_WORK TO DO_. Pick out every line of the entries below where "name" occurs, and copy those lines.

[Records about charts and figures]

[Begin]

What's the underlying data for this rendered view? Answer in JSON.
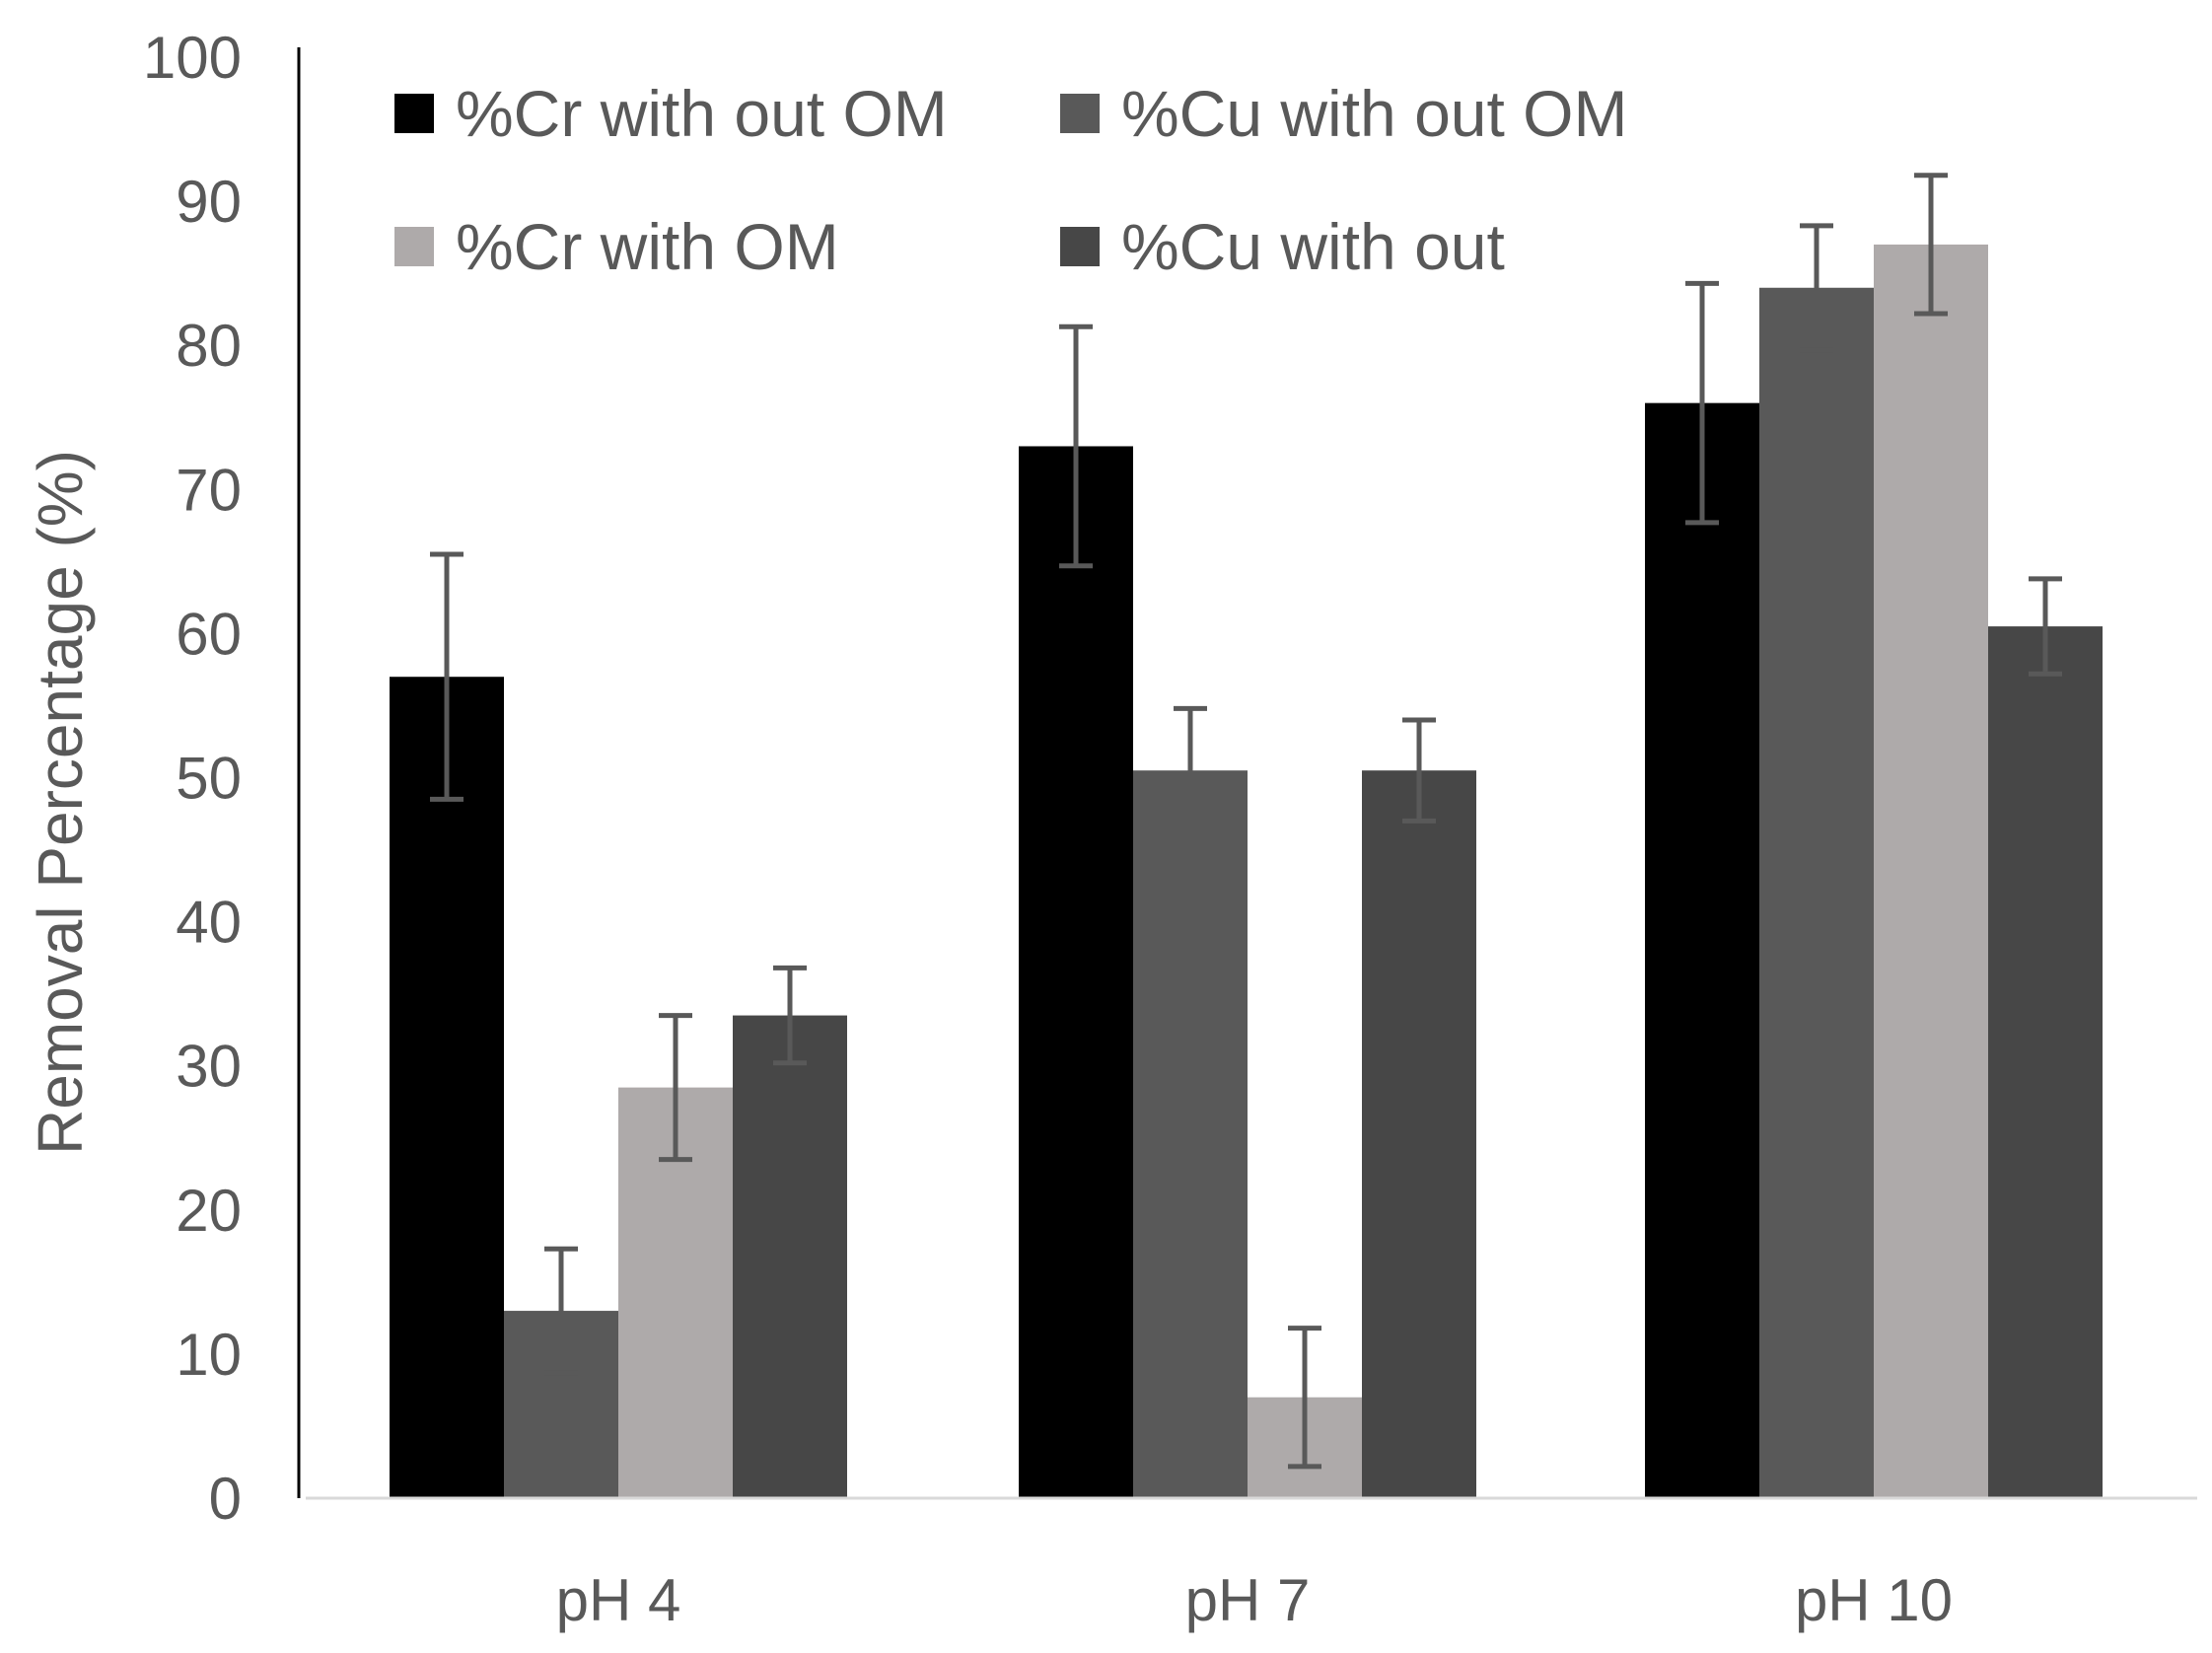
{
  "chart_data": {
    "type": "bar",
    "title": "",
    "xlabel": "",
    "ylabel": "Removal Percentage (%)",
    "ylim": [
      0,
      100
    ],
    "yticks": [
      0,
      10,
      20,
      30,
      40,
      50,
      60,
      70,
      80,
      90,
      100
    ],
    "categories": [
      "pH 4",
      "pH 7",
      "pH 10"
    ],
    "legend_position": "top",
    "series": [
      {
        "name": "%Cr with out OM",
        "color": "#000000",
        "values": [
          57,
          73,
          76
        ],
        "errors": [
          8.5,
          8.3,
          8.3
        ]
      },
      {
        "name": "%Cu with out OM",
        "color": "#595959",
        "values": [
          13,
          50.5,
          84
        ],
        "errors": [
          4.3,
          4.3,
          4.3
        ]
      },
      {
        "name": "%Cr with OM",
        "color": "#aeaaaa",
        "values": [
          28.5,
          7,
          87
        ],
        "errors": [
          5,
          4.8,
          4.8
        ]
      },
      {
        "name": "%Cu with out",
        "color": "#474747",
        "values": [
          33.5,
          50.5,
          60.5
        ],
        "errors": [
          3.3,
          3.5,
          3.3
        ]
      }
    ],
    "colors": {
      "axis": "#000000",
      "baseline": "#d9d9d9",
      "errorbar": "#595959"
    }
  }
}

[End]

_THE RESULT_.
        "name": "%Cr with out OM",
        "name": "%Cu with out OM",
        "name": "%Cr with OM",
        "name": "%Cu with out",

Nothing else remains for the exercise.